====== ENTRIES ======
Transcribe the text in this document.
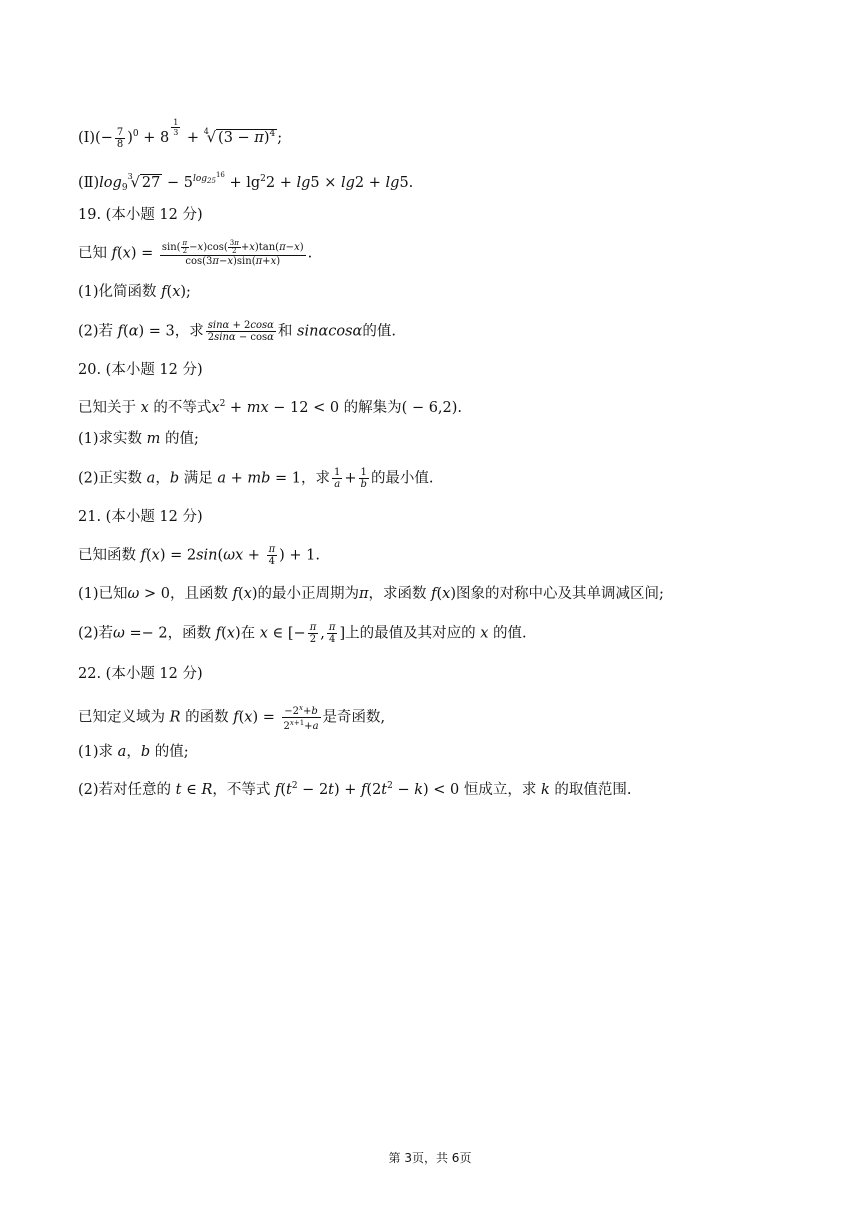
(Ⅰ)(− $\frac{7}{8} )^0 + 8$
$\frac{1}{3}$
+ $^4$√ $(3 - \pi)^4$ ;
$(Ⅱ)\log_9^3√$ $27 - 5^{log_{25}16} + \lg^22 + \lg 5 \times \lg 2 + \lg 5$.
19. (本小题 12 分)
已知 $f(x) = \frac{\sin( \frac{\pi}{2} -x)\cos( \frac{3\pi}{2} +x)\tan(\pi-x)}{\cos(3\pi-x)\sin(\pi+x)}$ .
(1)化简函数 f(x);
(2)若 f(α) = 3，求 $\frac{\sin\alpha + 2\cos\alpha}{2\sin\alpha - \cos\alpha}$ 和 sinαcosα的值.
20. (本小题 12 分)
已知关于 x 的不等式$x^2$ + mx − 12 < 0 的解集为( − 6,2).
(1)求实数 m 的值;
(2)正实数 a，b 满足 a + mb = 1，求 $\frac{1}{a} + \frac{1}{b}$ 的最小值.
21. (本小题 12 分)
已知函数 $f(x) = 2\sin(\omega x + \frac{\pi}{4}$ ) + 1.
(1)已知ω > 0，且函数 f(x)的最小正周期为π，求函数 f(x)图象的对称中心及其单调减区间;
(2)若ω =− 2，函数 f(x)在 x ∈ [− $\frac{\pi}{2}$ , $\frac{\pi}{4}$ ]上的最值及其对应的 x 的值.
22. (本小题 12 分)
已知定义域为 R 的函数 $f(x) = \frac{-2^x+b}{2^{x+1}+a}$ 是奇函数,
(1)求 a，b 的值;
(2)若对任意的 t ∈ R，不等式 $f(t^2 - 2t) + f(2t^2 - k) < 0$ 恒成立，求 k 的取值范围.
第 3页，共 6页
======
SHORT PROBLEM:
Restate every record exactly, please; do not copy the pictures.

ANSWER TO THIS EXERCISE:
Transcribe the text in this document.
(Ⅰ)(− $\frac{7}{8} )^0 + 8$
$\frac{1}{3}$
+ $^4$√ $(3 - \pi)^4$ ;
$(Ⅱ)\log_9^3√$ $27 - 5^{log_{25}16} + \lg^22 + \lg 5 \times \lg 2 + \lg 5$.
19. (本小题 12 分)
已知 $f(x) = \frac{\sin( \frac{\pi}{2} -x)\cos( \frac{3\pi}{2} +x)\tan(\pi-x)}{\cos(3\pi-x)\sin(\pi+x)}$ .
(1)化简函数 f(x);
(2)若 f(α) = 3，求 $\frac{\sin\alpha + 2\cos\alpha}{2\sin\alpha - \cos\alpha}$ 和 sinαcosα的值.
20. (本小题 12 分)
已知关于 x 的不等式$x^2$ + mx − 12 < 0 的解集为( − 6,2).
(1)求实数 m 的值;
(2)正实数 a，b 满足 a + mb = 1，求 $\frac{1}{a} + \frac{1}{b}$ 的最小值.
21. (本小题 12 分)
已知函数 $f(x) = 2\sin(\omega x + \frac{\pi}{4}$ ) + 1.
(1)已知ω > 0，且函数 f(x)的最小正周期为π，求函数 f(x)图象的对称中心及其单调减区间;
(2)若ω =− 2，函数 f(x)在 x ∈ [− $\frac{\pi}{2}$ , $\frac{\pi}{4}$ ]上的最值及其对应的 x 的值.
22. (本小题 12 分)
已知定义域为 R 的函数 $f(x) = \frac{-2^x+b}{2^{x+1}+a}$ 是奇函数,
(1)求 a，b 的值;
(2)若对任意的 t ∈ R，不等式 $f(t^2 - 2t) + f(2t^2 - k) < 0$ 恒成立，求 k 的取值范围.
第 3页，共 6页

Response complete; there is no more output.